__MATERIALS PROVIDED__
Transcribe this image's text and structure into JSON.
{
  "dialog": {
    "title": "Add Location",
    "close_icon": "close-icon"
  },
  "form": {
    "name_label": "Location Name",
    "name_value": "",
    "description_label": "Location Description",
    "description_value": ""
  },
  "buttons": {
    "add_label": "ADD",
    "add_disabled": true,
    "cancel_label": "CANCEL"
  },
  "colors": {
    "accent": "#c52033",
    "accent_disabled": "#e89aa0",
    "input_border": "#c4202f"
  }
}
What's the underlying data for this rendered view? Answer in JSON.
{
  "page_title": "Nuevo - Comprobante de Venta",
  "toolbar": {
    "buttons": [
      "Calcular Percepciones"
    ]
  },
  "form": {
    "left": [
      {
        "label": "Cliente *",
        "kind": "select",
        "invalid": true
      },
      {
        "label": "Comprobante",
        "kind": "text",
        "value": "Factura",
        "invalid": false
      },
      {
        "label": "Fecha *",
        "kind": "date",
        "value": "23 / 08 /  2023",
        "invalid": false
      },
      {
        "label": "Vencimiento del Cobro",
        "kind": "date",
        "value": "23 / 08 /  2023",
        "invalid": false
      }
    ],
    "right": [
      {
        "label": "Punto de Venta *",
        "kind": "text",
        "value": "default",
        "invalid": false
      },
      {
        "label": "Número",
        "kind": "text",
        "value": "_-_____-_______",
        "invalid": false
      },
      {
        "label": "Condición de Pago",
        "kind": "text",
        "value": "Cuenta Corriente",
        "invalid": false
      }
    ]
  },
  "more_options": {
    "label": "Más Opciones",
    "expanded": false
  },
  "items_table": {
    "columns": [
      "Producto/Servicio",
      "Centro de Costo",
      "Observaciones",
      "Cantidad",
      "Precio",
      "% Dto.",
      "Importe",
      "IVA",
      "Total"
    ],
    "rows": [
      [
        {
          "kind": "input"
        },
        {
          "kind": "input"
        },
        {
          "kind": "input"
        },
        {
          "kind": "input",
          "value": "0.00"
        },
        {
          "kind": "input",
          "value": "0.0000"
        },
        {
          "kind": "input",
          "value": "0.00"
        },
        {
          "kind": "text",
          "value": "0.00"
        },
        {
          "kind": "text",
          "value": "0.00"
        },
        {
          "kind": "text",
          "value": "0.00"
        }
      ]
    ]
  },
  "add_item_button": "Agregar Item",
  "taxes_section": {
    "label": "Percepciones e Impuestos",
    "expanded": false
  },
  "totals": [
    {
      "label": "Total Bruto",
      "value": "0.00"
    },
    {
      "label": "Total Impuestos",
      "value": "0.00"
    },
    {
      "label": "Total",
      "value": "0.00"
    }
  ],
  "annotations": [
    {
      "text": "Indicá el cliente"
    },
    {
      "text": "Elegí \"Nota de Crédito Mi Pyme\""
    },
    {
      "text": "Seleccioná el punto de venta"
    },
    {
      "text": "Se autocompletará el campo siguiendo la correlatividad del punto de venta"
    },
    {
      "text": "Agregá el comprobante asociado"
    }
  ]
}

__GIVEN INSTRUCTION__
Read the data above and count the lines that include "Location". Answer only with the count.

__SOLUTION TO THE EXERCISE__
3